WHAT IS EXPECTED: Produce a verbatim transcription of the records below, beginning at the line containing "Decode this image" and ending at the final line; include only those lines.

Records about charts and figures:
◆ ◆ ◆ ◆ ◆
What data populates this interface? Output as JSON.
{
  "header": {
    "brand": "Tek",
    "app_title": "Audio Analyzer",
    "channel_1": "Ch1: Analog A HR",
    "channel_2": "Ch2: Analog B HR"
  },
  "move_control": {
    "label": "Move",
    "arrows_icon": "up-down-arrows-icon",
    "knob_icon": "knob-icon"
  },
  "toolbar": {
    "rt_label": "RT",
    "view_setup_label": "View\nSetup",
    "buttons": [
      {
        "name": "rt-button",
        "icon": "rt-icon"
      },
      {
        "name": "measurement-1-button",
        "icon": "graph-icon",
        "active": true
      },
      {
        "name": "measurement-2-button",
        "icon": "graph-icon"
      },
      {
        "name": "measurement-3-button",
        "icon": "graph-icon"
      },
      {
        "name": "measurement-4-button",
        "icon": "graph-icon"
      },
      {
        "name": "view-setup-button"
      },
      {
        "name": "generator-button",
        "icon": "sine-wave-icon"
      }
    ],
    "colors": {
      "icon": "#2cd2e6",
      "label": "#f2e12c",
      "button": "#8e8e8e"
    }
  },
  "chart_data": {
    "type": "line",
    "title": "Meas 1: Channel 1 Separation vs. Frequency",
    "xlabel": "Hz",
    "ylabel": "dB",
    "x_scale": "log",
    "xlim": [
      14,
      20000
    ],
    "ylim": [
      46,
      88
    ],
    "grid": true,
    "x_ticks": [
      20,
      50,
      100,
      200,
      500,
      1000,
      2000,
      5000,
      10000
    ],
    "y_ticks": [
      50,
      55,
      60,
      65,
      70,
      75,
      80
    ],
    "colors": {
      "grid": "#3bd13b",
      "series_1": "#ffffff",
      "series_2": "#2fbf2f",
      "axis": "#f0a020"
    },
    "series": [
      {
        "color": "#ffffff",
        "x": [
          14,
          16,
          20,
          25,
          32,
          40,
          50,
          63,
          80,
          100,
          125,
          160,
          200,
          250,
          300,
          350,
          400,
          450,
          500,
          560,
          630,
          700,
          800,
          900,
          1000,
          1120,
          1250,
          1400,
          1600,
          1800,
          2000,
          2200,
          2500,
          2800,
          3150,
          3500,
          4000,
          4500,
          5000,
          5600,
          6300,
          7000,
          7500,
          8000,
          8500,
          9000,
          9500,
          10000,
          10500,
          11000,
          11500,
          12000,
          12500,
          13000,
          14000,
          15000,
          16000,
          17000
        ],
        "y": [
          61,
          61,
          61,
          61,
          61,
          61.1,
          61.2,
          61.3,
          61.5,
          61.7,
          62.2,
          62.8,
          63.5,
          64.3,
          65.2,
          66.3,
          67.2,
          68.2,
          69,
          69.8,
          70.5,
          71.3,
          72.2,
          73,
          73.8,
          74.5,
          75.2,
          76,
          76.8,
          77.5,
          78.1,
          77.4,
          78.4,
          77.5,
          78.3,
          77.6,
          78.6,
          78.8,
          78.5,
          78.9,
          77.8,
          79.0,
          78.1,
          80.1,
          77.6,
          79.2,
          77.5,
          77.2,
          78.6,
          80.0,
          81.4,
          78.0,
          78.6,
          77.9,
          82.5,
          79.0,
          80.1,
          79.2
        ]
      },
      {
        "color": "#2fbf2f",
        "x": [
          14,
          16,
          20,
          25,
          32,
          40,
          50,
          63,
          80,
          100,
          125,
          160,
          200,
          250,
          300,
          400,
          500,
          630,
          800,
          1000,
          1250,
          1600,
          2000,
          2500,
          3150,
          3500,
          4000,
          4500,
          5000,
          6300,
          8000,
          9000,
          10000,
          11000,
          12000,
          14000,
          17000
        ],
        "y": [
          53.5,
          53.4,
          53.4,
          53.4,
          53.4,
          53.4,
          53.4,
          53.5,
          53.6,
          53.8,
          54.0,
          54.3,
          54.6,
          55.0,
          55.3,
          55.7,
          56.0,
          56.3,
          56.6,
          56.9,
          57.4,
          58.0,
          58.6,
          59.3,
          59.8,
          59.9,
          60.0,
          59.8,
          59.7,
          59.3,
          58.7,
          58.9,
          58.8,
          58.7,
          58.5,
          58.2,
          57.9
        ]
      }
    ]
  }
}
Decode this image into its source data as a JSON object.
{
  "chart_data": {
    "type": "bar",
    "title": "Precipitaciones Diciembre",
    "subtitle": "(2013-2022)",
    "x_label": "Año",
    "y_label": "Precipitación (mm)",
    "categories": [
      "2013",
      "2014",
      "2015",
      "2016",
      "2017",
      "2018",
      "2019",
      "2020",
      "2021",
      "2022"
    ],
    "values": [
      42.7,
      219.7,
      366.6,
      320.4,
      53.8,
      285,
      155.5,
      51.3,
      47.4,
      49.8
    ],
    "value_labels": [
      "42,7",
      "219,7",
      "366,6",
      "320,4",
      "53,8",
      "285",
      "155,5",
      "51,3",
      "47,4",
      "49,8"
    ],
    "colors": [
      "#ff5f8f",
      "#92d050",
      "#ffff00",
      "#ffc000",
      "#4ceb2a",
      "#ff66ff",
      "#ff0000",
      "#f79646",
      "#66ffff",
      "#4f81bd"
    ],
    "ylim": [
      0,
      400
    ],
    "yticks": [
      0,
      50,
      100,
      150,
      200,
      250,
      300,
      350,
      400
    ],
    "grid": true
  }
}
◆ ◆ ◆ ◆ ◆
FULL RESPONSE:
Decode this image into its source data as a JSON object.
{
  "chart_data": {
    "type": "bar",
    "title": "Precipitaciones Diciembre",
    "subtitle": "(2013-2022)",
    "x_label": "Año",
    "y_label": "Precipitación (mm)",
    "categories": [
      "2013",
      "2014",
      "2015",
      "2016",
      "2017",
      "2018",
      "2019",
      "2020",
      "2021",
      "2022"
    ],
    "values": [
      42.7,
      219.7,
      366.6,
      320.4,
      53.8,
      285,
      155.5,
      51.3,
      47.4,
      49.8
    ],
    "value_labels": [
      "42,7",
      "219,7",
      "366,6",
      "320,4",
      "53,8",
      "285",
      "155,5",
      "51,3",
      "47,4",
      "49,8"
    ],
    "colors": [
      "#ff5f8f",
      "#92d050",
      "#ffff00",
      "#ffc000",
      "#4ceb2a",
      "#ff66ff",
      "#ff0000",
      "#f79646",
      "#66ffff",
      "#4f81bd"
    ],
    "ylim": [
      0,
      400
    ],
    "yticks": [
      0,
      50,
      100,
      150,
      200,
      250,
      300,
      350,
      400
    ],
    "grid": true
  }
}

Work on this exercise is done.